### What is expected
Return the entries verbatim and drop every picture.

### Data rows
%%
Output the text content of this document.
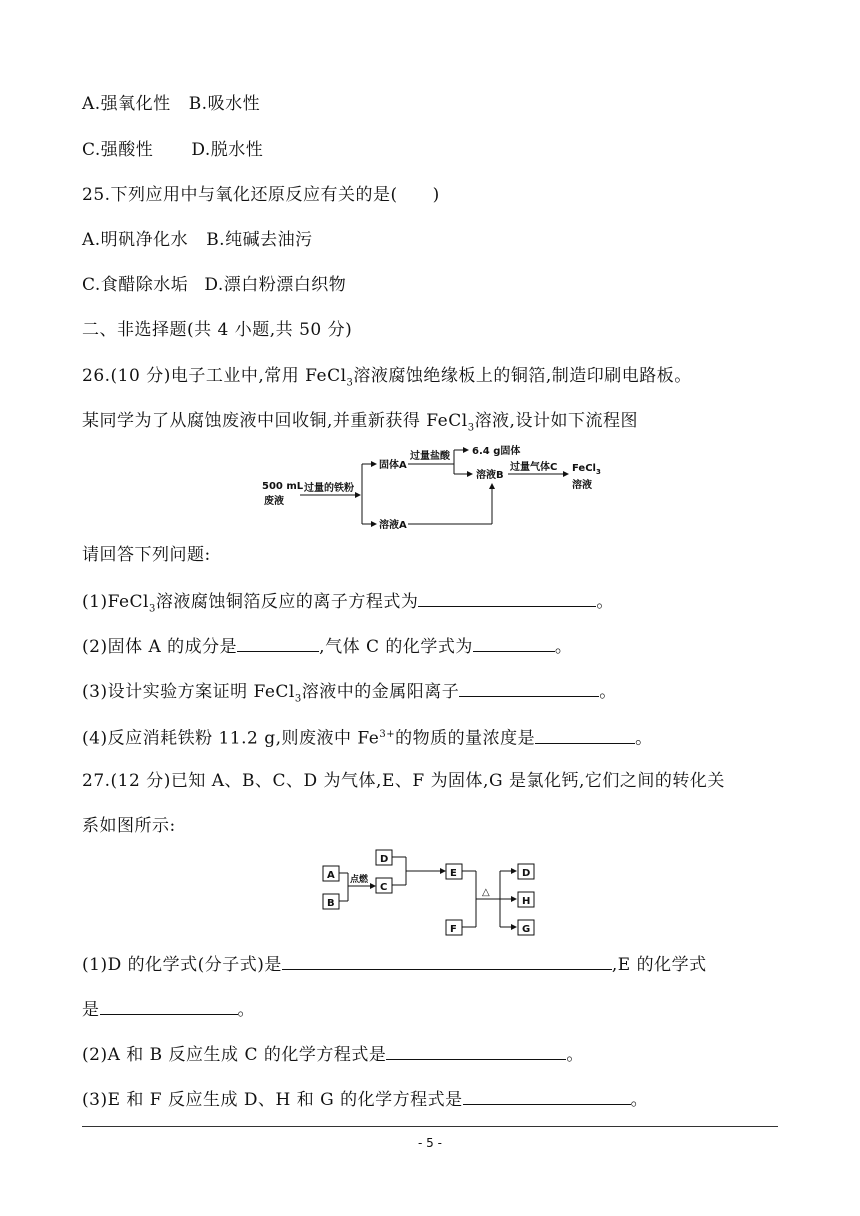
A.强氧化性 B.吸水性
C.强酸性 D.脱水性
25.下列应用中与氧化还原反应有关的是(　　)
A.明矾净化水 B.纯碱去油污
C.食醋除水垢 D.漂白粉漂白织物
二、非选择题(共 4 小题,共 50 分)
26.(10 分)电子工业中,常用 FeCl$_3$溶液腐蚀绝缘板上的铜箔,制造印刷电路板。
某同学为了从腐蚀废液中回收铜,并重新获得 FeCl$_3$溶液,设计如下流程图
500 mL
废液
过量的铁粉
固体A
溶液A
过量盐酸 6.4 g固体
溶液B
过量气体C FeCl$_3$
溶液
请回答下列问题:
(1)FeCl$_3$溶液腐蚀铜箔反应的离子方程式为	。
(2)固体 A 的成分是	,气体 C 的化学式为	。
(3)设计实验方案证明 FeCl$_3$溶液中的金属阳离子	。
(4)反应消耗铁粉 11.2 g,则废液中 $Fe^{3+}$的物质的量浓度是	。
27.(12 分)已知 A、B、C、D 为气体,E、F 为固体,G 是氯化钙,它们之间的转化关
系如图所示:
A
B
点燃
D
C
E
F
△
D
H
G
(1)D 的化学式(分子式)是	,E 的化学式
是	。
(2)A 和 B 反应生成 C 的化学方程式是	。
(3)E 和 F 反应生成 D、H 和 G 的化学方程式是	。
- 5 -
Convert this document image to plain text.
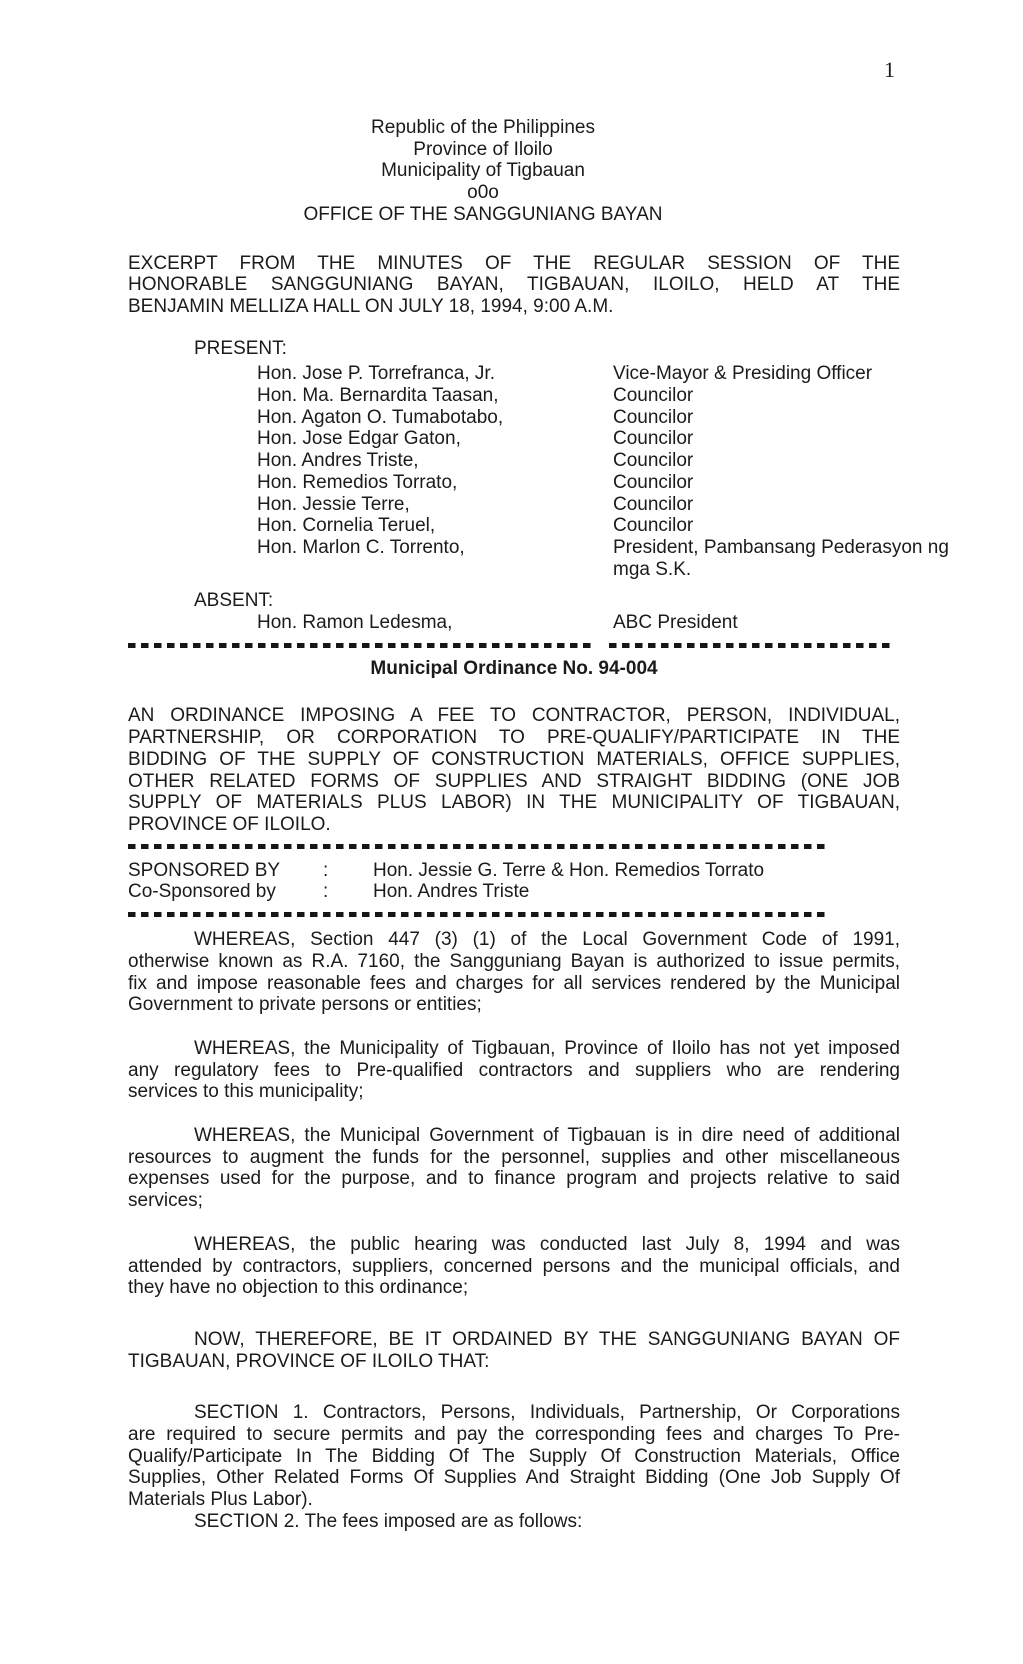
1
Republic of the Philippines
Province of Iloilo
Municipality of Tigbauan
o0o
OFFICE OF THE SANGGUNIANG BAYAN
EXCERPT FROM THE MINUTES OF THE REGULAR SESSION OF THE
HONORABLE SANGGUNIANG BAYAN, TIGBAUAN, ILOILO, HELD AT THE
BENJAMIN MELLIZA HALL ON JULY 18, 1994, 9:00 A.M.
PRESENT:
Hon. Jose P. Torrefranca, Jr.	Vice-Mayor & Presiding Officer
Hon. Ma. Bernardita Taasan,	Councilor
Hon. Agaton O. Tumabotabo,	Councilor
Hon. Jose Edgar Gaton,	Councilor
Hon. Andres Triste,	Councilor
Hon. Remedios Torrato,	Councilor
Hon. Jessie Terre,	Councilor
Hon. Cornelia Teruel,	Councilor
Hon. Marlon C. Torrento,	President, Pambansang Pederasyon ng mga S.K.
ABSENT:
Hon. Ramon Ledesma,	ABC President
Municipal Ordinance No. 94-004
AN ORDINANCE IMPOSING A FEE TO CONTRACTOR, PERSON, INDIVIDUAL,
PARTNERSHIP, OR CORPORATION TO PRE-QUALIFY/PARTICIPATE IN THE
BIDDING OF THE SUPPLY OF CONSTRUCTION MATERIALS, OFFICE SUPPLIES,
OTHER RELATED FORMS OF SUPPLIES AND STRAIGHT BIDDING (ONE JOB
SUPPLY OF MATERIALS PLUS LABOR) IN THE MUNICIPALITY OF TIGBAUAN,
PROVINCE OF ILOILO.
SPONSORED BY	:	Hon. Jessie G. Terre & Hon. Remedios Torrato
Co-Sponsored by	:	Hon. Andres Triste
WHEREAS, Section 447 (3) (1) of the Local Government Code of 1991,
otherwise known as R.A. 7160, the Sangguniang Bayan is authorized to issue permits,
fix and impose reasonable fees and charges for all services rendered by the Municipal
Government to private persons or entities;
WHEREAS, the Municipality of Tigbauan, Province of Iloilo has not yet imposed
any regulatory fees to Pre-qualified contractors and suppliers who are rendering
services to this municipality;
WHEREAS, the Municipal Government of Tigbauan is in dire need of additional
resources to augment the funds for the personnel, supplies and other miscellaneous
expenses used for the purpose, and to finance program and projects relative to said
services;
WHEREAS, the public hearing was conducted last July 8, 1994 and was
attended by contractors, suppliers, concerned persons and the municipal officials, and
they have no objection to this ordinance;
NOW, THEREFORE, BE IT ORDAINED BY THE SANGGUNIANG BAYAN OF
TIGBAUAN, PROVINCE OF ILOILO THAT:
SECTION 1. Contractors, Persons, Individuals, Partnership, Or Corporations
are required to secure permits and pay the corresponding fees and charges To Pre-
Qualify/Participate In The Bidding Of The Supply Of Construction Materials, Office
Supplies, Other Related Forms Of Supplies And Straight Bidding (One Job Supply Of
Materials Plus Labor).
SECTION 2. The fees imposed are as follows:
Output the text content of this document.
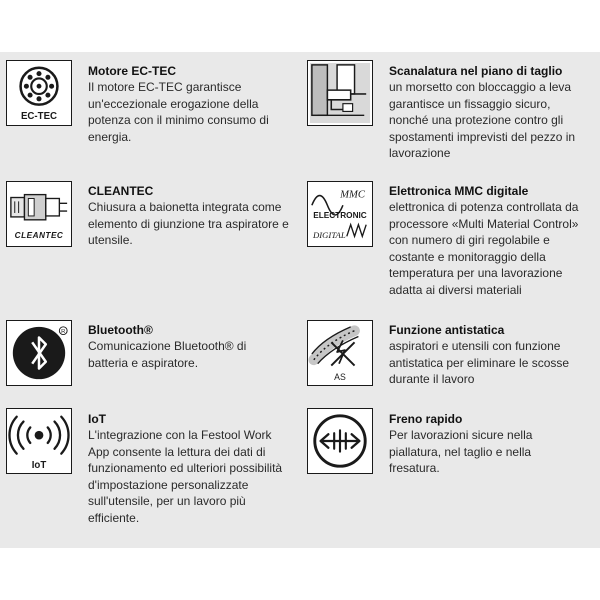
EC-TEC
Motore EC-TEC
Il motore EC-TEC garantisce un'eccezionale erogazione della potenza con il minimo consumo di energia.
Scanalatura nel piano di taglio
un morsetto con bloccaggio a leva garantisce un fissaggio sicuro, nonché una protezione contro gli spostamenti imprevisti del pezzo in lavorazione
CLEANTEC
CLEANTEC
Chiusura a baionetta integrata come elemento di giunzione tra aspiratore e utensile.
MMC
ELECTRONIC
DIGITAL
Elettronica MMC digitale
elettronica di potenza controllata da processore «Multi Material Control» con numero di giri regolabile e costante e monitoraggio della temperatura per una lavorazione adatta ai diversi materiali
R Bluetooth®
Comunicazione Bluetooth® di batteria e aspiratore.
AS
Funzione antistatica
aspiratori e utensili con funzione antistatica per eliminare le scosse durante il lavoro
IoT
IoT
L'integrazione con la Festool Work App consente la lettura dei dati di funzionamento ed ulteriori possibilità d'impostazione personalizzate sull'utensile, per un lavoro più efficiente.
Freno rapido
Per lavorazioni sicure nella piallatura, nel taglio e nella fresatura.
%%
### Complete output
Output the text content of this document.
A.强氧化性 B.吸水性
C.强酸性 D.脱水性
25.下列应用中与氧化还原反应有关的是(　　)
A.明矾净化水 B.纯碱去油污
C.食醋除水垢 D.漂白粉漂白织物
二、非选择题(共 4 小题,共 50 分)
26.(10 分)电子工业中,常用 FeCl$_3$溶液腐蚀绝缘板上的铜箔,制造印刷电路板。
某同学为了从腐蚀废液中回收铜,并重新获得 FeCl$_3$溶液,设计如下流程图
500 mL
废液
过量的铁粉
固体A
溶液A
过量盐酸 6.4 g固体
溶液B
过量气体C FeCl$_3$
溶液
请回答下列问题:
(1)FeCl$_3$溶液腐蚀铜箔反应的离子方程式为	。
(2)固体 A 的成分是	,气体 C 的化学式为	。
(3)设计实验方案证明 FeCl$_3$溶液中的金属阳离子	。
(4)反应消耗铁粉 11.2 g,则废液中 $Fe^{3+}$的物质的量浓度是	。
27.(12 分)已知 A、B、C、D 为气体,E、F 为固体,G 是氯化钙,它们之间的转化关
系如图所示:
A
B
点燃
D
C
E
F
△
D
H
G
(1)D 的化学式(分子式)是	,E 的化学式
是	。
(2)A 和 B 反应生成 C 的化学方程式是	。
(3)E 和 F 反应生成 D、H 和 G 的化学方程式是	。
- 5 -
Convert this document image to plain text.
1
Republic of the Philippines
Province of Iloilo
Municipality of Tigbauan
o0o
OFFICE OF THE SANGGUNIANG BAYAN
EXCERPT FROM THE MINUTES OF THE REGULAR SESSION OF THE
HONORABLE SANGGUNIANG BAYAN, TIGBAUAN, ILOILO, HELD AT THE
BENJAMIN MELLIZA HALL ON JULY 18, 1994, 9:00 A.M.
PRESENT:
Hon. Jose P. Torrefranca, Jr.	Vice-Mayor & Presiding Officer
Hon. Ma. Bernardita Taasan,	Councilor
Hon. Agaton O. Tumabotabo,	Councilor
Hon. Jose Edgar Gaton,	Councilor
Hon. Andres Triste,	Councilor
Hon. Remedios Torrato,	Councilor
Hon. Jessie Terre,	Councilor
Hon. Cornelia Teruel,	Councilor
Hon. Marlon C. Torrento,	President, Pambansang Pederasyon ng mga S.K.
ABSENT:
Hon. Ramon Ledesma,	ABC President
Municipal Ordinance No. 94-004
AN ORDINANCE IMPOSING A FEE TO CONTRACTOR, PERSON, INDIVIDUAL,
PARTNERSHIP, OR CORPORATION TO PRE-QUALIFY/PARTICIPATE IN THE
BIDDING OF THE SUPPLY OF CONSTRUCTION MATERIALS, OFFICE SUPPLIES,
OTHER RELATED FORMS OF SUPPLIES AND STRAIGHT BIDDING (ONE JOB
SUPPLY OF MATERIALS PLUS LABOR) IN THE MUNICIPALITY OF TIGBAUAN,
PROVINCE OF ILOILO.
SPONSORED BY	:	Hon. Jessie G. Terre & Hon. Remedios Torrato
Co-Sponsored by	:	Hon. Andres Triste
WHEREAS, Section 447 (3) (1) of the Local Government Code of 1991,
otherwise known as R.A. 7160, the Sangguniang Bayan is authorized to issue permits,
fix and impose reasonable fees and charges for all services rendered by the Municipal
Government to private persons or entities;
WHEREAS, the Municipality of Tigbauan, Province of Iloilo has not yet imposed
any regulatory fees to Pre-qualified contractors and suppliers who are rendering
services to this municipality;
WHEREAS, the Municipal Government of Tigbauan is in dire need of additional
resources to augment the funds for the personnel, supplies and other miscellaneous
expenses used for the purpose, and to finance program and projects relative to said
services;
WHEREAS, the public hearing was conducted last July 8, 1994 and was
attended by contractors, suppliers, concerned persons and the municipal officials, and
they have no objection to this ordinance;
NOW, THEREFORE, BE IT ORDAINED BY THE SANGGUNIANG BAYAN OF
TIGBAUAN, PROVINCE OF ILOILO THAT:
SECTION 1. Contractors, Persons, Individuals, Partnership, Or Corporations
are required to secure permits and pay the corresponding fees and charges To Pre-
Qualify/Participate In The Bidding Of The Supply Of Construction Materials, Office
Supplies, Other Related Forms Of Supplies And Straight Bidding (One Job Supply Of
Materials Plus Labor).
SECTION 2. The fees imposed are as follows:
Output the text content of this document.
EC-TEC
Motore EC-TEC
Il motore EC-TEC garantisce un'eccezionale erogazione della potenza con il minimo consumo di energia.
Scanalatura nel piano di taglio
un morsetto con bloccaggio a leva garantisce un fissaggio sicuro, nonché una protezione contro gli spostamenti imprevisti del pezzo in lavorazione
CLEANTEC
CLEANTEC
Chiusura a baionetta integrata come elemento di giunzione tra aspiratore e utensile.
MMC
ELECTRONIC
DIGITAL
Elettronica MMC digitale
elettronica di potenza controllata da processore «Multi Material Control» con numero di giri regolabile e costante e monitoraggio della temperatura per una lavorazione adatta ai diversi materiali
R Bluetooth®
Comunicazione Bluetooth® di batteria e aspiratore.
AS
Funzione antistatica
aspiratori e utensili con funzione antistatica per eliminare le scosse durante il lavoro
IoT
IoT
L'integrazione con la Festool Work App consente la lettura dei dati di funzionamento ed ulteriori possibilità d'impostazione personalizzate sull'utensile, per un lavoro più efficiente.
Freno rapido
Per lavorazioni sicure nella piallatura, nel taglio e nella fresatura.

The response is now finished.